▶ Excerpt from a dataset:
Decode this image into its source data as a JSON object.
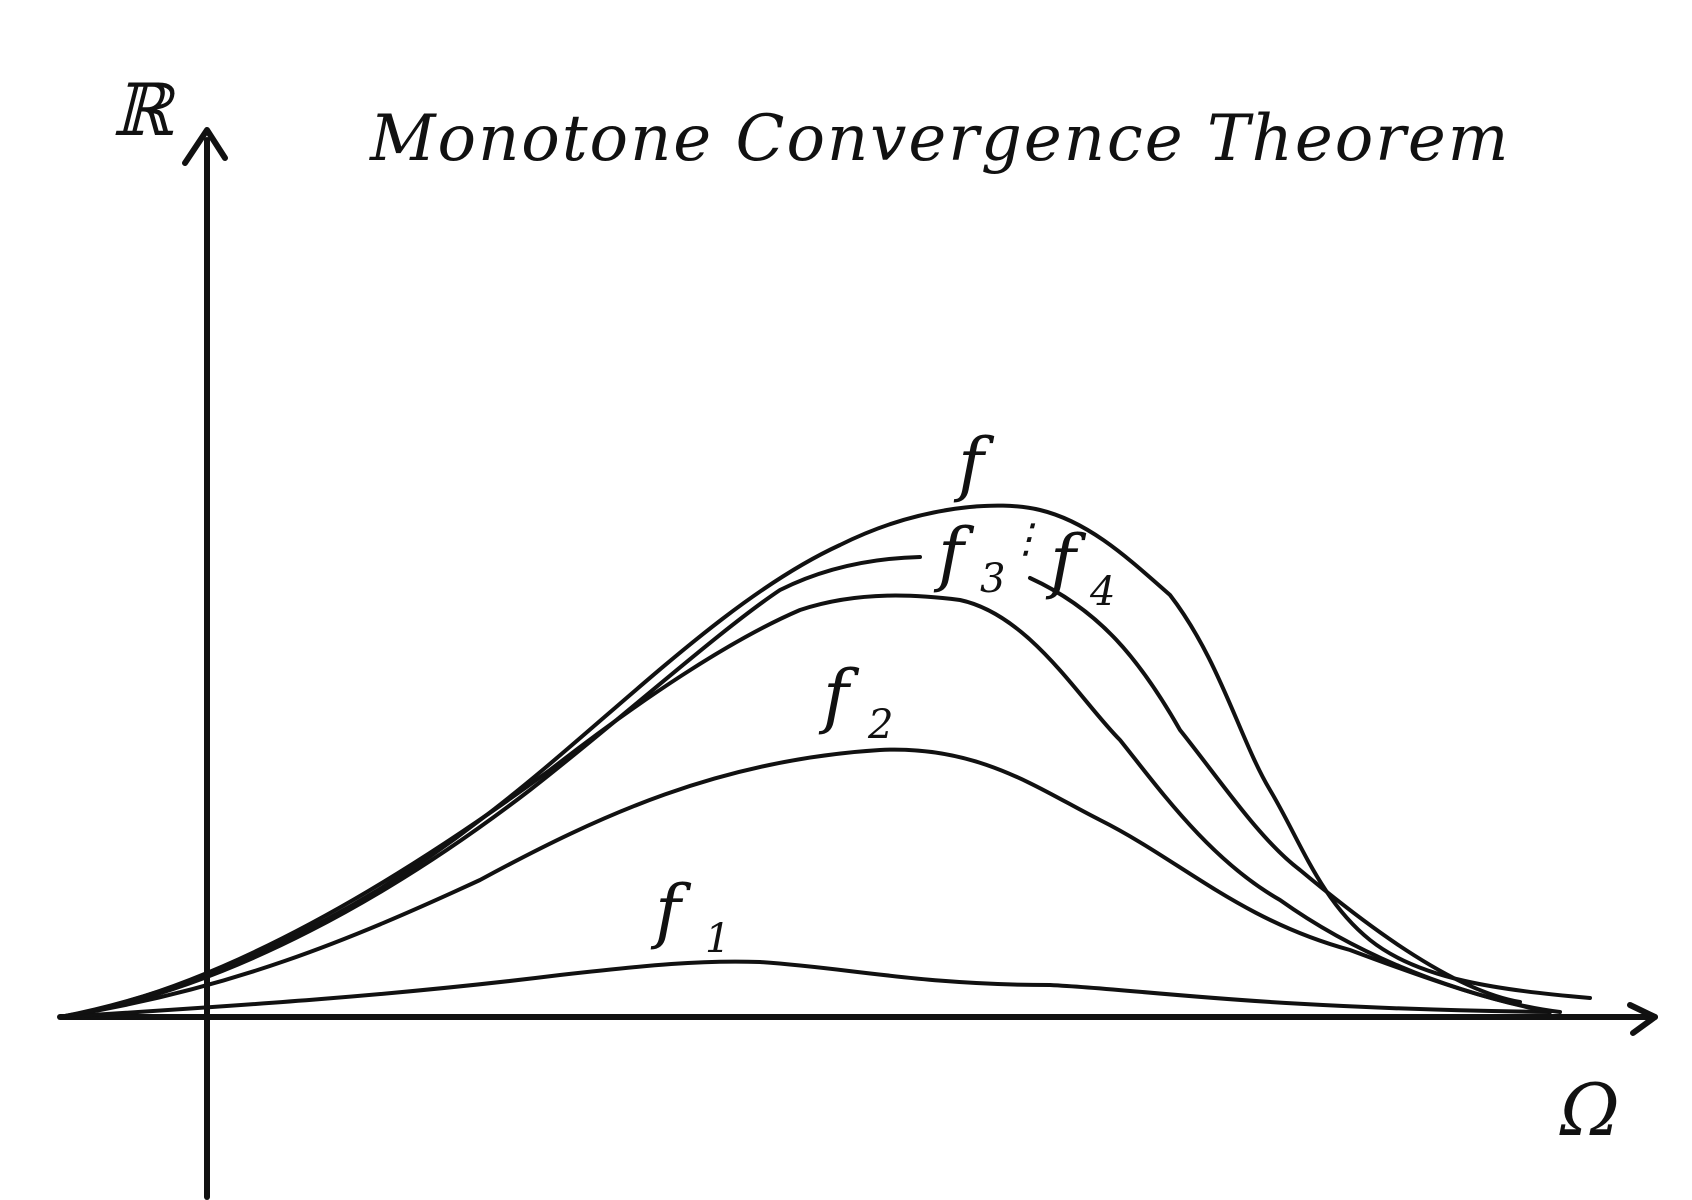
{
  "title": "Monotone Convergence Theorem",
  "axes": {
    "y_label": "ℝ",
    "x_label": "Ω"
  },
  "functions": [
    {
      "id": "f1",
      "base": "f",
      "index": "1"
    },
    {
      "id": "f2",
      "base": "f",
      "index": "2"
    },
    {
      "id": "f3",
      "base": "f",
      "index": "3"
    },
    {
      "id": "f4",
      "base": "f",
      "index": "4"
    },
    {
      "id": "f",
      "base": "f",
      "index": ""
    }
  ],
  "ellipsis": "⋮",
  "colors": {
    "ink": "#111111",
    "background": "#ffffff"
  }
}
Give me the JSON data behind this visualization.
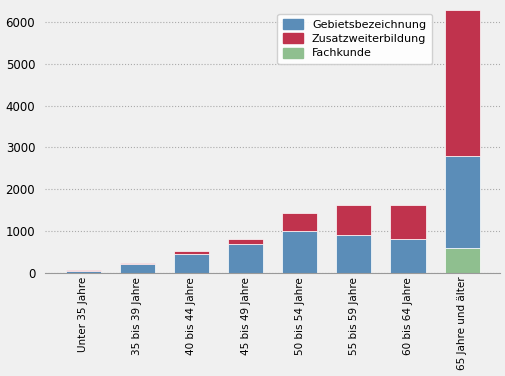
{
  "categories": [
    "Unter 35 Jahre",
    "35 bis 39 Jahre",
    "40 bis 44 Jahre",
    "45 bis 49 Jahre",
    "50 bis 54 Jahre",
    "55 bis 59 Jahre",
    "60 bis 64 Jahre",
    "65 Jahre und älter"
  ],
  "gebietsbezeichnung": [
    50,
    200,
    450,
    680,
    1000,
    900,
    800,
    2200
  ],
  "zusatzweiterbildung": [
    10,
    20,
    60,
    130,
    430,
    730,
    820,
    3500
  ],
  "fachkunde": [
    0,
    0,
    0,
    0,
    0,
    0,
    0,
    600
  ],
  "color_gebiets": "#5b8db8",
  "color_zusatz": "#c0334d",
  "color_fachkunde": "#8fbf8f",
  "legend_labels": [
    "Gebietsbezeichnung",
    "Zusatzweiterbildung",
    "Fachkunde"
  ],
  "ylim": [
    0,
    6400
  ],
  "yticks": [
    0,
    1000,
    2000,
    3000,
    4000,
    5000,
    6000
  ],
  "background_color": "#f0f0f0",
  "grid_color": "#aaaaaa",
  "bar_edge_color": "#ffffff",
  "figsize": [
    5.06,
    3.76
  ],
  "dpi": 100
}
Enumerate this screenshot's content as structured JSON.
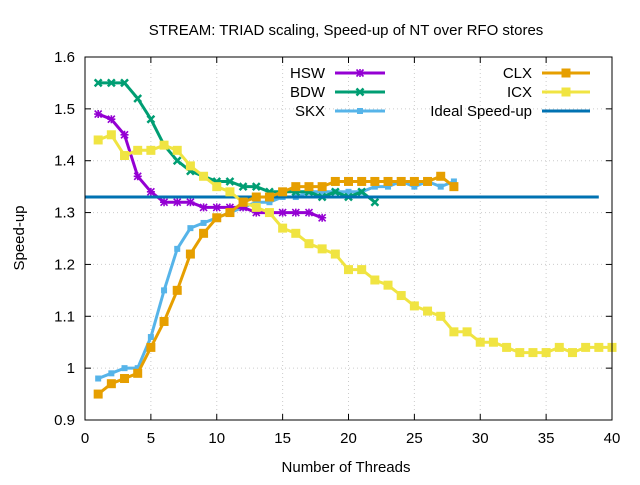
{
  "chart_data": {
    "type": "line",
    "title": "STREAM: TRIAD scaling, Speed-up of NT over RFO stores",
    "xlabel": "Number of Threads",
    "ylabel": "Speed-up",
    "xlim": [
      0,
      40
    ],
    "ylim": [
      0.9,
      1.6
    ],
    "xticks": [
      0,
      5,
      10,
      15,
      20,
      25,
      30,
      35,
      40
    ],
    "yticks": [
      0.9,
      1,
      1.1,
      1.2,
      1.3,
      1.4,
      1.5,
      1.6
    ],
    "grid": true,
    "legend_placement": "top",
    "series": [
      {
        "name": "HSW",
        "color": "#9400d3",
        "marker": "star",
        "x": [
          1,
          2,
          3,
          4,
          5,
          6,
          7,
          8,
          9,
          10,
          11,
          12,
          13,
          14,
          15,
          16,
          17,
          18
        ],
        "y": [
          1.49,
          1.48,
          1.45,
          1.37,
          1.34,
          1.32,
          1.32,
          1.32,
          1.31,
          1.31,
          1.31,
          1.31,
          1.3,
          1.3,
          1.3,
          1.3,
          1.3,
          1.29
        ]
      },
      {
        "name": "BDW",
        "color": "#009e73",
        "marker": "x",
        "x": [
          1,
          2,
          3,
          4,
          5,
          6,
          7,
          8,
          9,
          10,
          11,
          12,
          13,
          14,
          15,
          16,
          17,
          18,
          19,
          20,
          21,
          22
        ],
        "y": [
          1.55,
          1.55,
          1.55,
          1.52,
          1.48,
          1.43,
          1.4,
          1.38,
          1.37,
          1.36,
          1.36,
          1.35,
          1.35,
          1.34,
          1.34,
          1.34,
          1.34,
          1.33,
          1.34,
          1.33,
          1.34,
          1.32
        ]
      },
      {
        "name": "SKX",
        "color": "#56b4e9",
        "marker": "square-small",
        "x": [
          1,
          2,
          3,
          4,
          5,
          6,
          7,
          8,
          9,
          10,
          11,
          12,
          13,
          14,
          15,
          16,
          17,
          18,
          19,
          20,
          21,
          22,
          23,
          24,
          25,
          26,
          27,
          28
        ],
        "y": [
          0.98,
          0.99,
          1.0,
          1.0,
          1.06,
          1.15,
          1.23,
          1.27,
          1.28,
          1.29,
          1.3,
          1.31,
          1.32,
          1.32,
          1.33,
          1.33,
          1.34,
          1.34,
          1.34,
          1.34,
          1.34,
          1.35,
          1.35,
          1.36,
          1.35,
          1.36,
          1.35,
          1.36
        ]
      },
      {
        "name": "CLX",
        "color": "#e69f00",
        "marker": "square",
        "x": [
          1,
          2,
          3,
          4,
          5,
          6,
          7,
          8,
          9,
          10,
          11,
          12,
          13,
          14,
          15,
          16,
          17,
          18,
          19,
          20,
          21,
          22,
          23,
          24,
          25,
          26,
          27,
          28
        ],
        "y": [
          0.95,
          0.97,
          0.98,
          0.99,
          1.04,
          1.09,
          1.15,
          1.22,
          1.26,
          1.29,
          1.3,
          1.32,
          1.33,
          1.33,
          1.34,
          1.35,
          1.35,
          1.35,
          1.36,
          1.36,
          1.36,
          1.36,
          1.36,
          1.36,
          1.36,
          1.36,
          1.37,
          1.35
        ]
      },
      {
        "name": "ICX",
        "color": "#f0e442",
        "marker": "square",
        "x": [
          1,
          2,
          3,
          4,
          5,
          6,
          7,
          8,
          9,
          10,
          11,
          12,
          13,
          14,
          15,
          16,
          17,
          18,
          19,
          20,
          21,
          22,
          23,
          24,
          25,
          26,
          27,
          28,
          29,
          30,
          31,
          32,
          33,
          34,
          35,
          36,
          37,
          38,
          39,
          40
        ],
        "y": [
          1.44,
          1.45,
          1.41,
          1.42,
          1.42,
          1.43,
          1.42,
          1.39,
          1.37,
          1.35,
          1.34,
          1.32,
          1.31,
          1.3,
          1.27,
          1.26,
          1.24,
          1.23,
          1.22,
          1.19,
          1.19,
          1.17,
          1.16,
          1.14,
          1.12,
          1.11,
          1.1,
          1.07,
          1.07,
          1.05,
          1.05,
          1.04,
          1.03,
          1.03,
          1.03,
          1.04,
          1.03,
          1.04,
          1.04,
          1.04
        ]
      },
      {
        "name": "Ideal Speed-up",
        "color": "#0072b2",
        "marker": "none",
        "x": [
          0,
          39
        ],
        "y": [
          1.33,
          1.33
        ]
      }
    ]
  }
}
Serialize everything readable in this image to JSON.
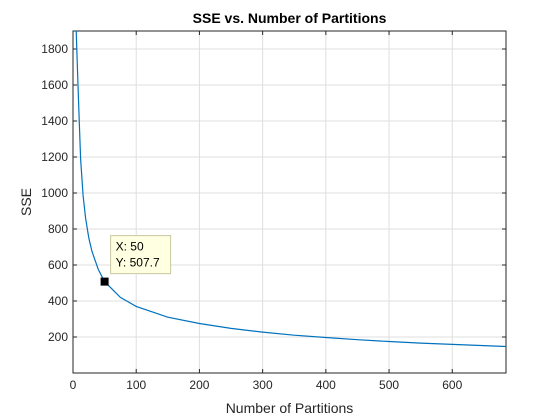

▶ PROBLEM REQUIREMENTS: Reproduce each entry precisely, dropping only the pictures.

▶ FINISHED TASK:
Decode this image into its source data as a JSON object.
{
  "title": "Monotone Convergence Theorem",
  "axes": {
    "y_label": "ℝ",
    "x_label": "Ω"
  },
  "functions": [
    {
      "id": "f1",
      "base": "f",
      "index": "1"
    },
    {
      "id": "f2",
      "base": "f",
      "index": "2"
    },
    {
      "id": "f3",
      "base": "f",
      "index": "3"
    },
    {
      "id": "f4",
      "base": "f",
      "index": "4"
    },
    {
      "id": "f",
      "base": "f",
      "index": ""
    }
  ],
  "ellipsis": "⋮",
  "colors": {
    "ink": "#111111",
    "background": "#ffffff"
  }
}
Give me the JSON data behind this visualization.
{
  "categories": [
    "Unter 35 Jahre",
    "35 bis 39 Jahre",
    "40 bis 44 Jahre",
    "45 bis 49 Jahre",
    "50 bis 54 Jahre",
    "55 bis 59 Jahre",
    "60 bis 64 Jahre",
    "65 Jahre und älter"
  ],
  "gebietsbezeichnung": [
    50,
    200,
    450,
    680,
    1000,
    900,
    800,
    2200
  ],
  "zusatzweiterbildung": [
    10,
    20,
    60,
    130,
    430,
    730,
    820,
    3500
  ],
  "fachkunde": [
    0,
    0,
    0,
    0,
    0,
    0,
    0,
    600
  ],
  "color_gebiets": "#5b8db8",
  "color_zusatz": "#c0334d",
  "color_fachkunde": "#8fbf8f",
  "legend_labels": [
    "Gebietsbezeichnung",
    "Zusatzweiterbildung",
    "Fachkunde"
  ],
  "ylim": [
    0,
    6400
  ],
  "yticks": [
    0,
    1000,
    2000,
    3000,
    4000,
    5000,
    6000
  ],
  "background_color": "#f0f0f0",
  "grid_color": "#aaaaaa",
  "bar_edge_color": "#ffffff",
  "figsize": [
    5.06,
    3.76
  ],
  "dpi": 100
}
Enumerate this screenshot's content as structured JSON.
{
  "chart_data": {
    "type": "line",
    "title": "STREAM: TRIAD scaling, Speed-up of NT over RFO stores",
    "xlabel": "Number of Threads",
    "ylabel": "Speed-up",
    "xlim": [
      0,
      40
    ],
    "ylim": [
      0.9,
      1.6
    ],
    "xticks": [
      0,
      5,
      10,
      15,
      20,
      25,
      30,
      35,
      40
    ],
    "yticks": [
      0.9,
      1,
      1.1,
      1.2,
      1.3,
      1.4,
      1.5,
      1.6
    ],
    "grid": true,
    "legend_placement": "top",
    "series": [
      {
        "name": "HSW",
        "color": "#9400d3",
        "marker": "star",
        "x": [
          1,
          2,
          3,
          4,
          5,
          6,
          7,
          8,
          9,
          10,
          11,
          12,
          13,
          14,
          15,
          16,
          17,
          18
        ],
        "y": [
          1.49,
          1.48,
          1.45,
          1.37,
          1.34,
          1.32,
          1.32,
          1.32,
          1.31,
          1.31,
          1.31,
          1.31,
          1.3,
          1.3,
          1.3,
          1.3,
          1.3,
          1.29
        ]
      },
      {
        "name": "BDW",
        "color": "#009e73",
        "marker": "x",
        "x": [
          1,
          2,
          3,
          4,
          5,
          6,
          7,
          8,
          9,
          10,
          11,
          12,
          13,
          14,
          15,
          16,
          17,
          18,
          19,
          20,
          21,
          22
        ],
        "y": [
          1.55,
          1.55,
          1.55,
          1.52,
          1.48,
          1.43,
          1.4,
          1.38,
          1.37,
          1.36,
          1.36,
          1.35,
          1.35,
          1.34,
          1.34,
          1.34,
          1.34,
          1.33,
          1.34,
          1.33,
          1.34,
          1.32
        ]
      },
      {
        "name": "SKX",
        "color": "#56b4e9",
        "marker": "square-small",
        "x": [
          1,
          2,
          3,
          4,
          5,
          6,
          7,
          8,
          9,
          10,
          11,
          12,
          13,
          14,
          15,
          16,
          17,
          18,
          19,
          20,
          21,
          22,
          23,
          24,
          25,
          26,
          27,
          28
        ],
        "y": [
          0.98,
          0.99,
          1.0,
          1.0,
          1.06,
          1.15,
          1.23,
          1.27,
          1.28,
          1.29,
          1.3,
          1.31,
          1.32,
          1.32,
          1.33,
          1.33,
          1.34,
          1.34,
          1.34,
          1.34,
          1.34,
          1.35,
          1.35,
          1.36,
          1.35,
          1.36,
          1.35,
          1.36
        ]
      },
      {
        "name": "CLX",
        "color": "#e69f00",
        "marker": "square",
        "x": [
          1,
          2,
          3,
          4,
          5,
          6,
          7,
          8,
          9,
          10,
          11,
          12,
          13,
          14,
          15,
          16,
          17,
          18,
          19,
          20,
          21,
          22,
          23,
          24,
          25,
          26,
          27,
          28
        ],
        "y": [
          0.95,
          0.97,
          0.98,
          0.99,
          1.04,
          1.09,
          1.15,
          1.22,
          1.26,
          1.29,
          1.3,
          1.32,
          1.33,
          1.33,
          1.34,
          1.35,
          1.35,
          1.35,
          1.36,
          1.36,
          1.36,
          1.36,
          1.36,
          1.36,
          1.36,
          1.36,
          1.37,
          1.35
        ]
      },
      {
        "name": "ICX",
        "color": "#f0e442",
        "marker": "square",
        "x": [
          1,
          2,
          3,
          4,
          5,
          6,
          7,
          8,
          9,
          10,
          11,
          12,
          13,
          14,
          15,
          16,
          17,
          18,
          19,
          20,
          21,
          22,
          23,
          24,
          25,
          26,
          27,
          28,
          29,
          30,
          31,
          32,
          33,
          34,
          35,
          36,
          37,
          38,
          39,
          40
        ],
        "y": [
          1.44,
          1.45,
          1.41,
          1.42,
          1.42,
          1.43,
          1.42,
          1.39,
          1.37,
          1.35,
          1.34,
          1.32,
          1.31,
          1.3,
          1.27,
          1.26,
          1.24,
          1.23,
          1.22,
          1.19,
          1.19,
          1.17,
          1.16,
          1.14,
          1.12,
          1.11,
          1.1,
          1.07,
          1.07,
          1.05,
          1.05,
          1.04,
          1.03,
          1.03,
          1.03,
          1.04,
          1.03,
          1.04,
          1.04,
          1.04
        ]
      },
      {
        "name": "Ideal Speed-up",
        "color": "#0072b2",
        "marker": "none",
        "x": [
          0,
          39
        ],
        "y": [
          1.33,
          1.33
        ]
      }
    ]
  }
}
Serialize everything readable in this image to JSON.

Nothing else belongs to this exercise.